[What the task requires]
Copy out the data exactly, leaving the pictures behind.

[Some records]

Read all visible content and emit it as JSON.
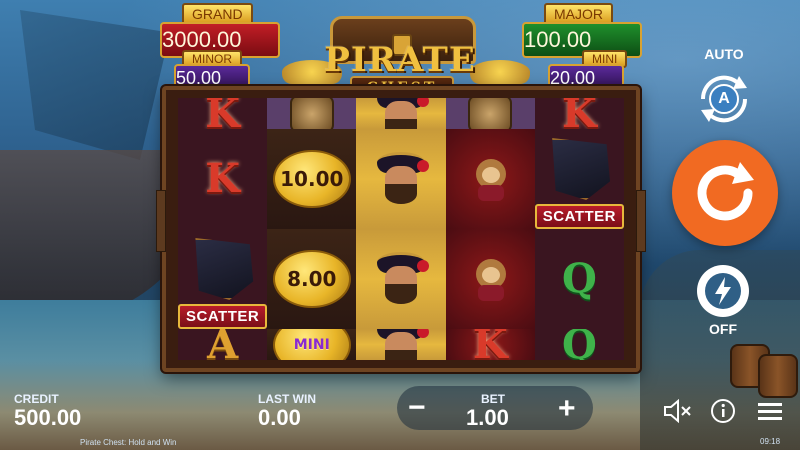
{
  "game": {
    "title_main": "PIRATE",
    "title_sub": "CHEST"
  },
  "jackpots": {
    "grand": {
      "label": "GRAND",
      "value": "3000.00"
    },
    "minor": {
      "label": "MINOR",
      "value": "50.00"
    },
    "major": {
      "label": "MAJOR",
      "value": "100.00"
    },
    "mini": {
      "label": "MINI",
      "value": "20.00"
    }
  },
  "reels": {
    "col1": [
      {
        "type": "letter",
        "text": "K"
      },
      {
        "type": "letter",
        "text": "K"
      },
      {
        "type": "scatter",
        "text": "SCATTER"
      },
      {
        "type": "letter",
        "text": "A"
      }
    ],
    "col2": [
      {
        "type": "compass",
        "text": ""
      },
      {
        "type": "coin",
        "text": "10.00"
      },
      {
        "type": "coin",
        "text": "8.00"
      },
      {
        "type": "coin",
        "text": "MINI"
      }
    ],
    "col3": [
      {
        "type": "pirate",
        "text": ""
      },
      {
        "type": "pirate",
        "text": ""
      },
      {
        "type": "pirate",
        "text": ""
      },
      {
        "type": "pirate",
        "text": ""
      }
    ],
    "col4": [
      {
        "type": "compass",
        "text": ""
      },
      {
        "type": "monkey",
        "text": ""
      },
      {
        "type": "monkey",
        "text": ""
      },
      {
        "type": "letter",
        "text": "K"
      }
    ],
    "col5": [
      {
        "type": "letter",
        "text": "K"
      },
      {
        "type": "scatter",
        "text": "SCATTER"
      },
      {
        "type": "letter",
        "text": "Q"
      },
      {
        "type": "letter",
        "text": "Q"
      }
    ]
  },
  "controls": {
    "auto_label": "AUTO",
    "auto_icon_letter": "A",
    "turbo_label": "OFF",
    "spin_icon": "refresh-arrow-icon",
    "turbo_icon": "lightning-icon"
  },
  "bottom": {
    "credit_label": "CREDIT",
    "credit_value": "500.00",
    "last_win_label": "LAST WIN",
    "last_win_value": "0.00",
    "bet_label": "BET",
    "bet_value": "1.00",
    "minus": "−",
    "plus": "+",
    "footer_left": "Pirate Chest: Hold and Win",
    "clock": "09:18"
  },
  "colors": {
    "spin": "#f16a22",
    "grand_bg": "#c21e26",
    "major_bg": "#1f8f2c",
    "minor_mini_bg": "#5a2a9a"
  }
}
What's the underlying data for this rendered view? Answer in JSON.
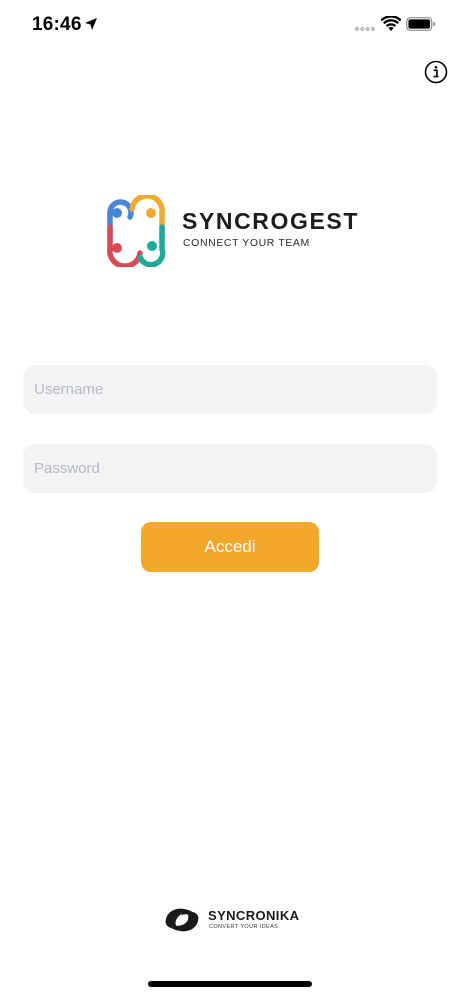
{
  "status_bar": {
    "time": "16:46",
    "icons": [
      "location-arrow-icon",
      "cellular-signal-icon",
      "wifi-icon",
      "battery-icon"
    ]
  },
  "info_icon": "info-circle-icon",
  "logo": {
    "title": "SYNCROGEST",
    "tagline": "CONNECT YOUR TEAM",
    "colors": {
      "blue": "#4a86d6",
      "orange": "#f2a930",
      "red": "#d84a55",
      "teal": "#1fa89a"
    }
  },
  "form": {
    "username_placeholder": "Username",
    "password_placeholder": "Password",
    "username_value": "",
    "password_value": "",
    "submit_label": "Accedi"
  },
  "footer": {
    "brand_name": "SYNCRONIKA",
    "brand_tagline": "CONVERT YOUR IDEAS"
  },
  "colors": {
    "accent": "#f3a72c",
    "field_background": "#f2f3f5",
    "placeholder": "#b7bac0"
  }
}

[Output of the exercise]
Read all visible content and emit it as JSON.
{
  "game": {
    "title_main": "PIRATE",
    "title_sub": "CHEST"
  },
  "jackpots": {
    "grand": {
      "label": "GRAND",
      "value": "3000.00"
    },
    "minor": {
      "label": "MINOR",
      "value": "50.00"
    },
    "major": {
      "label": "MAJOR",
      "value": "100.00"
    },
    "mini": {
      "label": "MINI",
      "value": "20.00"
    }
  },
  "reels": {
    "col1": [
      {
        "type": "letter",
        "text": "K"
      },
      {
        "type": "letter",
        "text": "K"
      },
      {
        "type": "scatter",
        "text": "SCATTER"
      },
      {
        "type": "letter",
        "text": "A"
      }
    ],
    "col2": [
      {
        "type": "compass",
        "text": ""
      },
      {
        "type": "coin",
        "text": "10.00"
      },
      {
        "type": "coin",
        "text": "8.00"
      },
      {
        "type": "coin",
        "text": "MINI"
      }
    ],
    "col3": [
      {
        "type": "pirate",
        "text": ""
      },
      {
        "type": "pirate",
        "text": ""
      },
      {
        "type": "pirate",
        "text": ""
      },
      {
        "type": "pirate",
        "text": ""
      }
    ],
    "col4": [
      {
        "type": "compass",
        "text": ""
      },
      {
        "type": "monkey",
        "text": ""
      },
      {
        "type": "monkey",
        "text": ""
      },
      {
        "type": "letter",
        "text": "K"
      }
    ],
    "col5": [
      {
        "type": "letter",
        "text": "K"
      },
      {
        "type": "scatter",
        "text": "SCATTER"
      },
      {
        "type": "letter",
        "text": "Q"
      },
      {
        "type": "letter",
        "text": "Q"
      }
    ]
  },
  "controls": {
    "auto_label": "AUTO",
    "auto_icon_letter": "A",
    "turbo_label": "OFF",
    "spin_icon": "refresh-arrow-icon",
    "turbo_icon": "lightning-icon"
  },
  "bottom": {
    "credit_label": "CREDIT",
    "credit_value": "500.00",
    "last_win_label": "LAST WIN",
    "last_win_value": "0.00",
    "bet_label": "BET",
    "bet_value": "1.00",
    "minus": "−",
    "plus": "+",
    "footer_left": "Pirate Chest: Hold and Win",
    "clock": "09:18"
  },
  "colors": {
    "spin": "#f16a22",
    "grand_bg": "#c21e26",
    "major_bg": "#1f8f2c",
    "minor_mini_bg": "#5a2a9a"
  }
}
What's the underlying data for this rendered view? Answer in JSON.
{
  "status_bar": {
    "time": "16:46",
    "icons": [
      "location-arrow-icon",
      "cellular-signal-icon",
      "wifi-icon",
      "battery-icon"
    ]
  },
  "info_icon": "info-circle-icon",
  "logo": {
    "title": "SYNCROGEST",
    "tagline": "CONNECT YOUR TEAM",
    "colors": {
      "blue": "#4a86d6",
      "orange": "#f2a930",
      "red": "#d84a55",
      "teal": "#1fa89a"
    }
  },
  "form": {
    "username_placeholder": "Username",
    "password_placeholder": "Password",
    "username_value": "",
    "password_value": "",
    "submit_label": "Accedi"
  },
  "footer": {
    "brand_name": "SYNCRONIKA",
    "brand_tagline": "CONVERT YOUR IDEAS"
  },
  "colors": {
    "accent": "#f3a72c",
    "field_background": "#f2f3f5",
    "placeholder": "#b7bac0"
  }
}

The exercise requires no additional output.